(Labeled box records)

▶

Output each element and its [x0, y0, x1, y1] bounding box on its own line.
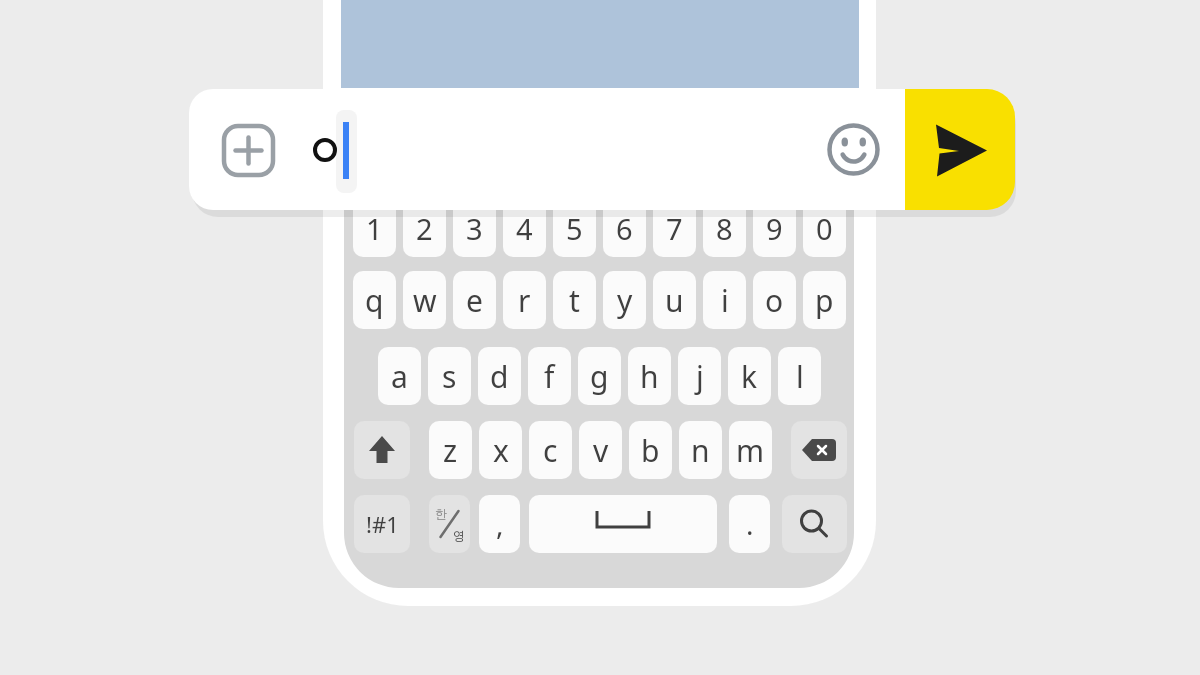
button[interactable]: 4: [503, 200, 546, 257]
staticText: 0: [816, 209, 833, 248]
staticText: l: [796, 356, 804, 397]
button[interactable]: [222, 124, 275, 177]
button[interactable]: .: [729, 495, 770, 553]
button[interactable]: c: [529, 421, 572, 479]
button[interactable]: y: [603, 271, 646, 329]
button[interactable]: e: [453, 271, 496, 329]
button[interactable]: x: [479, 421, 522, 479]
staticText: p: [815, 280, 834, 321]
button[interactable]: k: [728, 347, 771, 405]
staticText: 영: [453, 528, 465, 543]
staticText: q: [365, 280, 384, 321]
staticText: g: [590, 356, 609, 397]
staticText: w: [413, 280, 437, 321]
button[interactable]: d: [478, 347, 521, 405]
staticText: k: [741, 356, 758, 397]
button[interactable]: a: [378, 347, 421, 405]
staticText: !#1: [366, 509, 399, 539]
staticText: .: [746, 505, 754, 543]
staticText: e: [466, 280, 483, 321]
staticText: 1: [366, 209, 383, 248]
staticText: 3: [466, 209, 483, 248]
staticText: 9: [766, 209, 783, 248]
button[interactable]: 0: [803, 200, 846, 257]
staticText: 한: [435, 506, 447, 521]
staticText: 2: [416, 209, 433, 248]
button[interactable]: [529, 495, 717, 553]
button[interactable]: n: [679, 421, 722, 479]
staticText: b: [641, 430, 660, 471]
button[interactable]: p: [803, 271, 846, 329]
staticText: j: [696, 356, 704, 397]
staticText: z: [443, 430, 458, 471]
staticText: i: [721, 280, 729, 321]
button[interactable]: [354, 421, 410, 479]
button[interactable]: 8: [703, 200, 746, 257]
button[interactable]: z: [429, 421, 472, 479]
button[interactable]: 2: [403, 200, 446, 257]
staticText: m: [736, 430, 765, 471]
button[interactable]: [189, 89, 905, 210]
button[interactable]: 5: [553, 200, 596, 257]
button[interactable]: i: [703, 271, 746, 329]
button[interactable]: q: [353, 271, 396, 329]
staticText: 4: [516, 209, 533, 248]
button[interactable]: j: [678, 347, 721, 405]
button[interactable]: f: [528, 347, 571, 405]
button[interactable]: 6: [603, 200, 646, 257]
staticText: 7: [666, 209, 683, 248]
button[interactable]: u: [653, 271, 696, 329]
staticText: y: [617, 280, 633, 321]
button[interactable]: b: [629, 421, 672, 479]
staticText: t: [569, 280, 580, 321]
staticText: ,: [496, 505, 504, 543]
button[interactable]: 3: [453, 200, 496, 257]
staticText: o: [765, 280, 784, 321]
staticText: v: [593, 430, 609, 471]
staticText: c: [543, 430, 558, 471]
button[interactable]: ,: [479, 495, 520, 553]
button[interactable]: t: [553, 271, 596, 329]
button[interactable]: 9: [753, 200, 796, 257]
staticText: d: [490, 356, 509, 397]
staticText: 5: [566, 209, 583, 248]
button[interactable]: v: [579, 421, 622, 479]
button[interactable]: [827, 123, 880, 176]
button[interactable]: m: [729, 421, 772, 479]
button[interactable]: [791, 421, 847, 479]
button[interactable]: [905, 89, 1015, 210]
button[interactable]: g: [578, 347, 621, 405]
staticText: a: [391, 356, 408, 397]
button[interactable]: r: [503, 271, 546, 329]
staticText: n: [691, 430, 710, 471]
button[interactable]: o: [753, 271, 796, 329]
button[interactable]: 한: [429, 495, 470, 553]
button[interactable]: 7: [653, 200, 696, 257]
staticText: x: [493, 430, 509, 471]
button[interactable]: [782, 495, 847, 553]
staticText: u: [665, 280, 684, 321]
staticText: 6: [616, 209, 633, 248]
button[interactable]: l: [778, 347, 821, 405]
button[interactable]: !#1: [354, 495, 410, 553]
staticText: h: [640, 356, 659, 397]
button[interactable]: w: [403, 271, 446, 329]
button[interactable]: h: [628, 347, 671, 405]
staticText: f: [544, 356, 555, 397]
staticText: r: [518, 280, 531, 321]
button[interactable]: 1: [353, 200, 396, 257]
staticText: s: [442, 356, 457, 397]
staticText: 8: [716, 209, 733, 248]
button[interactable]: s: [428, 347, 471, 405]
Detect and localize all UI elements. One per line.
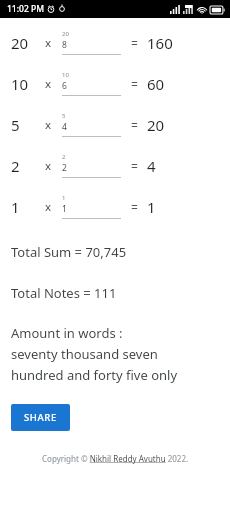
staticText: x <box>45 117 52 133</box>
button[interactable]: SHARE <box>11 404 70 431</box>
staticText: 20 <box>11 33 29 53</box>
staticText: x <box>45 35 52 51</box>
staticText: Amount in words : <box>11 324 123 342</box>
staticText: 6 <box>62 80 67 92</box>
staticText: = <box>131 199 138 215</box>
staticText: 160 <box>147 33 173 53</box>
staticText: 60 <box>147 74 165 94</box>
staticText: x <box>45 158 52 174</box>
staticText: 1 <box>147 197 156 217</box>
staticText: 5 <box>11 115 20 135</box>
button[interactable]: Note count for 5 <box>62 112 121 137</box>
staticText: 2 <box>11 156 20 176</box>
staticText: = <box>131 76 138 92</box>
staticText: 1 <box>62 194 66 202</box>
staticText: Total Sum = 70,745 <box>11 243 127 261</box>
button[interactable]: Note count for 10 <box>62 71 121 96</box>
staticText: = <box>131 35 138 51</box>
staticText: = <box>131 158 138 174</box>
staticText: 20 <box>62 30 69 38</box>
staticText: 1 <box>11 197 20 217</box>
staticText: x <box>45 199 52 215</box>
staticText: x <box>45 76 52 92</box>
button[interactable]: Note count for 1 <box>62 194 121 219</box>
staticText: 2 <box>62 162 67 174</box>
staticText: 20 <box>147 115 165 135</box>
staticText: Total Notes = 111 <box>11 284 117 302</box>
staticText: hundred and forty five only <box>11 366 178 384</box>
staticText: 10 <box>62 71 69 79</box>
button[interactable]: Note count for 2 <box>62 153 121 178</box>
staticText: 11:02 PM <box>7 3 44 15</box>
staticText: Copyright © Nikhil Reddy Avuthu 2022. <box>42 453 189 464</box>
staticText: SHARE <box>24 411 57 424</box>
staticText: seventy thousand seven <box>11 345 158 363</box>
staticText: 5 <box>62 112 66 120</box>
button[interactable]: Note count for 20 <box>62 30 121 55</box>
staticText: 10 <box>11 74 29 94</box>
staticText: 1 <box>62 203 67 215</box>
staticText: 2 <box>62 153 66 161</box>
staticText: 8 <box>62 39 67 51</box>
staticText: 4 <box>62 121 67 133</box>
staticText: 4 <box>147 156 156 176</box>
staticText: = <box>131 117 138 133</box>
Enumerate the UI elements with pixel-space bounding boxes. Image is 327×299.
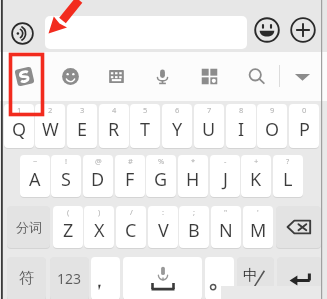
- staticText: 123: [57, 269, 82, 288]
- button[interactable]: Period: [205, 257, 234, 299]
- staticText: @: [95, 156, 102, 166]
- button[interactable]: 6: [162, 104, 192, 148]
- staticText: 6: [175, 105, 180, 115]
- button[interactable]: Voice: [149, 58, 175, 95]
- staticText: ;: [193, 207, 196, 217]
- staticText: J: [223, 167, 228, 192]
- button[interactable]: 8: [226, 104, 256, 148]
- staticText: 符: [19, 269, 34, 288]
- staticText: ?: [286, 156, 290, 166]
- staticText: +: [254, 156, 259, 166]
- staticText: 分词: [16, 219, 42, 235]
- button[interactable]: Keyboard: [103, 58, 129, 95]
- staticText: W: [42, 117, 59, 142]
- staticText: L: [283, 167, 293, 192]
- staticText: ~: [33, 156, 38, 166]
- staticText: :: [162, 207, 165, 217]
- staticText: 1: [17, 105, 22, 115]
- staticText: ': [257, 207, 259, 217]
- staticText: V: [158, 218, 169, 243]
- button[interactable]: ": [211, 206, 241, 248]
- button[interactable]: More: [289, 58, 315, 95]
- button[interactable]: 符: [7, 257, 46, 299]
- staticText: %: [158, 156, 165, 166]
- staticText: M: [250, 218, 267, 243]
- button[interactable]: 分词: [7, 206, 50, 248]
- staticText: K: [250, 167, 262, 192]
- staticText: X: [94, 218, 105, 243]
- staticText: (: [67, 207, 70, 217]
- button[interactable]: ?: [273, 155, 303, 197]
- button[interactable]: *: [178, 155, 208, 197]
- staticText: H: [186, 167, 200, 192]
- staticText: A: [29, 167, 41, 192]
- button[interactable]: 123: [50, 257, 89, 299]
- button[interactable]: 1: [4, 104, 34, 148]
- staticText: 3: [80, 105, 85, 115]
- staticText: 9: [270, 105, 275, 115]
- staticText: 4: [112, 105, 117, 115]
- staticText: 中: [243, 266, 258, 285]
- staticText: C: [125, 218, 137, 243]
- button[interactable]: Sogou: [11, 58, 37, 95]
- staticText: Q: [12, 117, 27, 142]
- staticText: 8: [239, 105, 244, 115]
- button[interactable]: 5: [130, 104, 160, 148]
- staticText: 0: [302, 105, 307, 115]
- button[interactable]: Chinese / English: [237, 257, 274, 299]
- staticText: ": [224, 207, 228, 217]
- button[interactable]: Apps: [196, 58, 222, 95]
- staticText: 7: [207, 105, 212, 115]
- staticText: #: [128, 156, 133, 166]
- button[interactable]: ;: [179, 206, 209, 248]
- button[interactable]: Voice input: [11, 22, 34, 45]
- button[interactable]: @: [83, 155, 113, 197]
- staticText: Z: [63, 218, 74, 243]
- button[interactable]: ': [243, 206, 273, 248]
- staticText: Y: [172, 117, 183, 142]
- button[interactable]: #: [115, 155, 145, 197]
- button[interactable]: -: [210, 155, 240, 197]
- button[interactable]: Comma: [91, 257, 120, 299]
- staticText: G: [154, 167, 168, 192]
- staticText: -: [224, 156, 227, 166]
- button[interactable]: ): [84, 206, 114, 248]
- button[interactable]: Emoticons: [57, 58, 83, 95]
- button[interactable]: !: [51, 155, 81, 197]
- staticText: O: [265, 117, 280, 142]
- staticText: U: [202, 117, 216, 142]
- staticText: T: [140, 117, 151, 142]
- staticText: I: [238, 117, 245, 142]
- button[interactable]: 9: [257, 104, 287, 148]
- staticText: E: [77, 117, 88, 142]
- button[interactable]: +: [241, 155, 271, 197]
- staticText: S: [61, 167, 71, 192]
- button[interactable]: [45, 16, 247, 49]
- staticText: !: [65, 156, 68, 166]
- staticText: /: [130, 207, 133, 217]
- button[interactable]: 2: [35, 104, 65, 148]
- button[interactable]: Enter: [277, 257, 322, 299]
- button[interactable]: Space: [123, 257, 202, 299]
- button[interactable]: Search: [243, 58, 269, 95]
- staticText: *: [191, 156, 196, 166]
- button[interactable]: 4: [99, 104, 129, 148]
- staticText: D: [91, 167, 105, 192]
- staticText: R: [108, 117, 120, 142]
- button[interactable]: Add: [290, 17, 316, 43]
- button[interactable]: 3: [67, 104, 97, 148]
- button[interactable]: 7: [194, 104, 224, 148]
- button[interactable]: :: [148, 206, 178, 248]
- staticText: N: [219, 218, 233, 243]
- staticText: F: [125, 167, 135, 192]
- button[interactable]: %: [146, 155, 176, 197]
- button[interactable]: /: [116, 206, 146, 248]
- button[interactable]: (: [53, 206, 83, 248]
- button[interactable]: Backspace: [276, 206, 321, 248]
- button[interactable]: ~: [20, 155, 50, 197]
- staticText: 2: [48, 105, 53, 115]
- button[interactable]: Emoji: [254, 17, 280, 43]
- staticText: P: [299, 117, 310, 142]
- staticText: B: [188, 218, 200, 243]
- button[interactable]: 0: [289, 104, 319, 148]
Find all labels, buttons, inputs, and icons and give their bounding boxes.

◀

**What to work on**
Format the lines starting at the line containing "button[interactable]: 4: [503, 200, 546, 257]" and ending at the line containing "button[interactable]: y: [603, 271, 646, 329]" as a JSON list of strings, one string per line, with blank lines omitted.

**Full output**
[
  "button[interactable]: 4: [503, 200, 546, 257]",
  "staticText: 0: [816, 209, 833, 248]",
  "staticText: l: [796, 356, 804, 397]",
  "button[interactable]: [222, 124, 275, 177]",
  "button[interactable]: .: [729, 495, 770, 553]",
  "button[interactable]: c: [529, 421, 572, 479]",
  "button[interactable]: y: [603, 271, 646, 329]"
]